Portland's Inclusionary Zoning Effect Measured, Criticized

It's been over four years since the city of Portland implemented an inclusionary zoning policy that required all new apartment developments to set aside a portion of units for low- and moderate-income housing.

2 minute read

March 11, 2021, 12:00 PM PST

By James Brasuell @CasualBrasuell


Joe Cortright is a long-time critic of inclusionary policies like the one adopted by the city of Portland, Oregon in December 2016 and implemented in February 2017. Now, four years after Portland adopted its "strong" inclusionary zoning requirement, Cortright is bringing receipts and claiming that inclusionary zoning has drastically slowed apartment construction in the expensive city.

According to Cortright, Portland's inclusionary zoning policy is an outlier compared to other cities in the United States: "Unlike other cities that either made compliance voluntary, or largely (or entirely) offset the cost of the added units with density bonuses or subsidies (or other quid pro quo), the Portland ordinance applied to nearly all apartment buildings larger than 20 units."

*RECORDS SUPPLIED:*
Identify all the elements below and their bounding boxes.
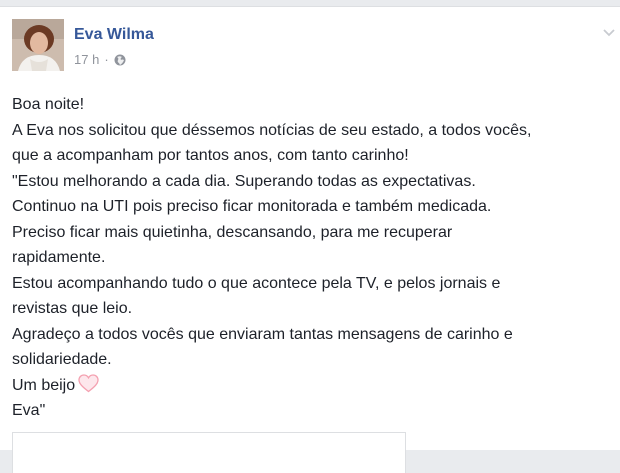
post-line: rapidamente.	[12, 249, 106, 266]
post-line: Eva"	[12, 402, 46, 419]
avatar[interactable]	[12, 19, 64, 71]
post-line: Um beijo	[12, 376, 76, 394]
post-line: solidariedade.	[12, 351, 112, 368]
author-name[interactable]: Eva Wilma	[74, 26, 154, 44]
link-preview-card[interactable]	[12, 432, 406, 473]
post-line: "Estou melhorando a cada dia. Superando …	[12, 172, 476, 190]
heart-icon	[78, 373, 99, 393]
post-line: Continuo na UTI pois preciso ficar monit…	[12, 198, 492, 215]
post-line: revistas que leio.	[12, 300, 133, 317]
post-meta: 17 h ·	[74, 52, 126, 67]
post-card: Eva Wilma 17 h · Boa noite! A Eva nos so…	[0, 7, 620, 473]
post-timestamp[interactable]: 17 h	[74, 52, 99, 67]
page-top-strip	[0, 0, 620, 7]
post-line: A Eva nos solicitou que déssemos notícia…	[12, 121, 532, 139]
globe-icon[interactable]	[114, 54, 126, 66]
post-line-with-heart: Um beijo	[12, 373, 612, 399]
post-line: Boa noite!	[12, 96, 85, 113]
post-line: Estou acompanhando tudo o que acontece p…	[12, 274, 501, 292]
post-line: que a acompanham por tantos anos, com ta…	[12, 147, 409, 164]
avatar-image	[12, 19, 64, 71]
post-line: Agradeço a todos vocês que enviaram tant…	[12, 325, 513, 343]
post-line: Preciso ficar mais quietinha, descansand…	[12, 223, 453, 241]
chevron-down-icon[interactable]	[602, 25, 616, 37]
post-body: Boa noite! A Eva nos solicitou que désse…	[12, 92, 612, 424]
meta-separator: ·	[104, 52, 109, 67]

*PARTS OF THE EXERCISE:*
(1) In the Portland inclusionary zoning article, in what month and year did the city adopt its policy?
(2) How would you render this sentence from the Portland inclusionary zoning article in Spanish: "It's been over four years since the city of Portland implemented an inclusionary zoning policy that required all new apartment developments to set aside a portion of units for low- and moderate-income housing."

*FINAL ANSWERS:*
(1) December 2016

(2) Han pasado más de cuatro años desde que la ciudad de Portland puso en marcha una política de zonificación inclusiva que exigía a todos los nuevos desarrollos de apartamentos reservar una parte de las unidades para viviendas destinadas a personas de ingresos bajos y moderados.